▸ **Given exercise**:
Say how many lines in the records include the string "śrāmaṇerī", adding no other words.

Collection entries:

┌──

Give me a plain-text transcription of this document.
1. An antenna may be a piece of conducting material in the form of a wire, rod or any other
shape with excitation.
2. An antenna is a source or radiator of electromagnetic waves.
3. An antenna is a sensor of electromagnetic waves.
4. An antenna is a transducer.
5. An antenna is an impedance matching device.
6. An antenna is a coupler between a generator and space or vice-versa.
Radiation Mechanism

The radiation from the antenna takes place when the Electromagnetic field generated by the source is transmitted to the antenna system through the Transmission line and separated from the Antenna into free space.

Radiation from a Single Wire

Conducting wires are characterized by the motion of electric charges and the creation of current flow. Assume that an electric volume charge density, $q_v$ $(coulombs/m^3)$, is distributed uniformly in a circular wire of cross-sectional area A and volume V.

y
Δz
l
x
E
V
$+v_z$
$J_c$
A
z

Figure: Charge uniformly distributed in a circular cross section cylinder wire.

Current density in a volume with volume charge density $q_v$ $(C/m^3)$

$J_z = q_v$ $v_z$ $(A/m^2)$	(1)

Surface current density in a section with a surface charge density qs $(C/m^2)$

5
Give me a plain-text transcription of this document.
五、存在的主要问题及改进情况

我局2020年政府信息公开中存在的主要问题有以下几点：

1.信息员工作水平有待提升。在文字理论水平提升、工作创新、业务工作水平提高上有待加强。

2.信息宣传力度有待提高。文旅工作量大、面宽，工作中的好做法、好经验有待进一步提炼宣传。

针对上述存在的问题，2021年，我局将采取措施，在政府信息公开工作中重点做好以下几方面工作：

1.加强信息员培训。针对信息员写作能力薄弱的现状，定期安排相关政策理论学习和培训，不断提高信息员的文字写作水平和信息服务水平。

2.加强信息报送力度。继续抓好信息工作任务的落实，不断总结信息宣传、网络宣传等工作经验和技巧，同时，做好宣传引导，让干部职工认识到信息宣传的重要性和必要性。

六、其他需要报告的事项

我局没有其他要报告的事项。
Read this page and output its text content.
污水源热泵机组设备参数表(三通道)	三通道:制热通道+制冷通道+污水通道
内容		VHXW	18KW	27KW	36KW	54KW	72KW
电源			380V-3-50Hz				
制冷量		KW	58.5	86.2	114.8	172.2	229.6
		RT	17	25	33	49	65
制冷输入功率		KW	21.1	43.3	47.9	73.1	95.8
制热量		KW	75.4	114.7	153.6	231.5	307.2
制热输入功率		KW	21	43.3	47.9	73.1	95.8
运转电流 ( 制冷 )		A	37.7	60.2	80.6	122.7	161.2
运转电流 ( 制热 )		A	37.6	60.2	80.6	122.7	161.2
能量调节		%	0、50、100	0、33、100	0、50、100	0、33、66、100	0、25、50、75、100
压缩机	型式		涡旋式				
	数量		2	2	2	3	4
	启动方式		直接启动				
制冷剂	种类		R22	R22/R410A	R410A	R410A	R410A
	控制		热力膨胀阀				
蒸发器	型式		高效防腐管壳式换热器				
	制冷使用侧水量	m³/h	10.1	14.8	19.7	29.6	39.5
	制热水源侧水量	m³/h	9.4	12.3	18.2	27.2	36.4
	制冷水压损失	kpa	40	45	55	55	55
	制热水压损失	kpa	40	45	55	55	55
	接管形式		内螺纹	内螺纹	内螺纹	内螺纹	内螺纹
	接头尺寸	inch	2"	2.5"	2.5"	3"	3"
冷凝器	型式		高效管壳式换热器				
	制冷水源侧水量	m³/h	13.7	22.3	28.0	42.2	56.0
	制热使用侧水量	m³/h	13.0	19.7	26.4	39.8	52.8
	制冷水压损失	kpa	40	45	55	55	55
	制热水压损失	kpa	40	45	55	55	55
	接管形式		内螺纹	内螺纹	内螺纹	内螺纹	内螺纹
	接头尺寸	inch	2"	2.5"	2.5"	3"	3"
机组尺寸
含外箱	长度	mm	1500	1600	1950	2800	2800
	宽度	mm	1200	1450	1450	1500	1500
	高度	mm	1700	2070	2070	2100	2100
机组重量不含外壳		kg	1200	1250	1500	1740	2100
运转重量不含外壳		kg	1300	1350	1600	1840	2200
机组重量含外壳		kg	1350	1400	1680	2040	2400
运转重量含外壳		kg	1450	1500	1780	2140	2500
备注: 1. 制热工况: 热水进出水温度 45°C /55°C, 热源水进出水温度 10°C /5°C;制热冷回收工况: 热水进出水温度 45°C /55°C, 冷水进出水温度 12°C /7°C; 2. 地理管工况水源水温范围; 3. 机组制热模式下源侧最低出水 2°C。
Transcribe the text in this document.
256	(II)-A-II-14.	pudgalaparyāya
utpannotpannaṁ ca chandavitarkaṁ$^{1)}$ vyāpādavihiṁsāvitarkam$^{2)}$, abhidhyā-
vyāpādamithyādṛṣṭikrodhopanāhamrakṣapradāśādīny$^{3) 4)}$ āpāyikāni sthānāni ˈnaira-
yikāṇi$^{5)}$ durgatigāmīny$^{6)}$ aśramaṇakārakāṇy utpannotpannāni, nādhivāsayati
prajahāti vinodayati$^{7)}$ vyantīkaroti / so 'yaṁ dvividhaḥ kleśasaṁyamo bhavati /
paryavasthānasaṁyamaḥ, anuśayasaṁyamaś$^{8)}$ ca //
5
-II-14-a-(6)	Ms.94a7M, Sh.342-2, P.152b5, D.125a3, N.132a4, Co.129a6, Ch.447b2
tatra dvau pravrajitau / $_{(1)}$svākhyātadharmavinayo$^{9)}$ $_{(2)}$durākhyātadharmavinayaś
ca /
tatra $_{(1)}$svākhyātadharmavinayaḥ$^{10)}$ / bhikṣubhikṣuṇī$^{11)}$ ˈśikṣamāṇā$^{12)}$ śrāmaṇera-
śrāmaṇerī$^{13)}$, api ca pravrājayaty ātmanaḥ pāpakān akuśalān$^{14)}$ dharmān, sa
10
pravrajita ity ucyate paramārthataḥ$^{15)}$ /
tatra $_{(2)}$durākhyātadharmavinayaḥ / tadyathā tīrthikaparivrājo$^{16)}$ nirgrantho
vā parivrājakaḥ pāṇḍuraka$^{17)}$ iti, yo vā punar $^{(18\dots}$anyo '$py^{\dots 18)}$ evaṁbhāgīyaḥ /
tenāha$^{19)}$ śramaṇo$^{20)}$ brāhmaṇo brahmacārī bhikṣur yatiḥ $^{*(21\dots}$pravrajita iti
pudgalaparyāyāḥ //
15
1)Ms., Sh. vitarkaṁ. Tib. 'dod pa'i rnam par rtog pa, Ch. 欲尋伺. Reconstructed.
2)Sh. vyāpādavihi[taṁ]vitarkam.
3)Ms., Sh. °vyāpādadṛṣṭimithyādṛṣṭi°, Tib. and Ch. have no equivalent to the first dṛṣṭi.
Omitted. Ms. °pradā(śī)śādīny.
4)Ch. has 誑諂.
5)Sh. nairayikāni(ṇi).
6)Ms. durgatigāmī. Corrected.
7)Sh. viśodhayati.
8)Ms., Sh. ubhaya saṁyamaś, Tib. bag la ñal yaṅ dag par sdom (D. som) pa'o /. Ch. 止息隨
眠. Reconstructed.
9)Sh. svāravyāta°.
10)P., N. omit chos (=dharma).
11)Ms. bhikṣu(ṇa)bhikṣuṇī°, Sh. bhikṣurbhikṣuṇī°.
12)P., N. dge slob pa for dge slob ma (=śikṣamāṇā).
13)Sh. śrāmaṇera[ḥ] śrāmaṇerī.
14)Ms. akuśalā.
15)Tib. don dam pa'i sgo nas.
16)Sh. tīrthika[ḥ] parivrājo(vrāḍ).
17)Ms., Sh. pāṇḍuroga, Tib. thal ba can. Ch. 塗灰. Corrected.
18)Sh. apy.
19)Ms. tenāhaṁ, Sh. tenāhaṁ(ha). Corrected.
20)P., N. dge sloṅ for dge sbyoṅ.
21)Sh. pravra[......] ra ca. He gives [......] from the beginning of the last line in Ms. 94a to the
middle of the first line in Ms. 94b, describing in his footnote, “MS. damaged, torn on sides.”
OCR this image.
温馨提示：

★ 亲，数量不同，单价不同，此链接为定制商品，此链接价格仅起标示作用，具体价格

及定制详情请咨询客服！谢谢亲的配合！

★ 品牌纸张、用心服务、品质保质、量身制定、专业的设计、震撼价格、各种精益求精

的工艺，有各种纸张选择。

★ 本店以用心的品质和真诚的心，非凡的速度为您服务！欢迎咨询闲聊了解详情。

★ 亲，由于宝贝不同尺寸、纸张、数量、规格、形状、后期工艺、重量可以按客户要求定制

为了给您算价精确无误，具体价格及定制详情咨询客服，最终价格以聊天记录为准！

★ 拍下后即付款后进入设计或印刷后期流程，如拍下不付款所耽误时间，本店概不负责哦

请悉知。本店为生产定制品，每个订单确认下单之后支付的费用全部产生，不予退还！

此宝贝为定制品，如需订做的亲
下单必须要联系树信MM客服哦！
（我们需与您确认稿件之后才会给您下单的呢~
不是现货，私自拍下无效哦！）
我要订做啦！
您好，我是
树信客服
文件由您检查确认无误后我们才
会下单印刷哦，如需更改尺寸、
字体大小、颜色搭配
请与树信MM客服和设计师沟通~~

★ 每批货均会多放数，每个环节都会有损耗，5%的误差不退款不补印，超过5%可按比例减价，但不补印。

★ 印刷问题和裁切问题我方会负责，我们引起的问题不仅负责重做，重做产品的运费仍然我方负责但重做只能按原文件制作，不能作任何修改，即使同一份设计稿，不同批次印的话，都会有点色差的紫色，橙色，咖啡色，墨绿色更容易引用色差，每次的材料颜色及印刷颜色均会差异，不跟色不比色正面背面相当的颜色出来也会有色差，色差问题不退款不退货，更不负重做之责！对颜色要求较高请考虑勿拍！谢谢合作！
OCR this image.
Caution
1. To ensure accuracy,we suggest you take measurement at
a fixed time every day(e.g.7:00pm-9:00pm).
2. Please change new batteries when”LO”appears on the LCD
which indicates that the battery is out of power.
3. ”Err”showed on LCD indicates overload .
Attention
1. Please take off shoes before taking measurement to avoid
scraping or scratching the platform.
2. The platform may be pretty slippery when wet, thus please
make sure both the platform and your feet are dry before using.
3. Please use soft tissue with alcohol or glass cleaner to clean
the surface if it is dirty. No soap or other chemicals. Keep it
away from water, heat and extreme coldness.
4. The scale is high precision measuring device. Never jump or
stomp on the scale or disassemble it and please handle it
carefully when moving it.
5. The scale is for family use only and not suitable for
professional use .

└──

▸ **Completed task**:
2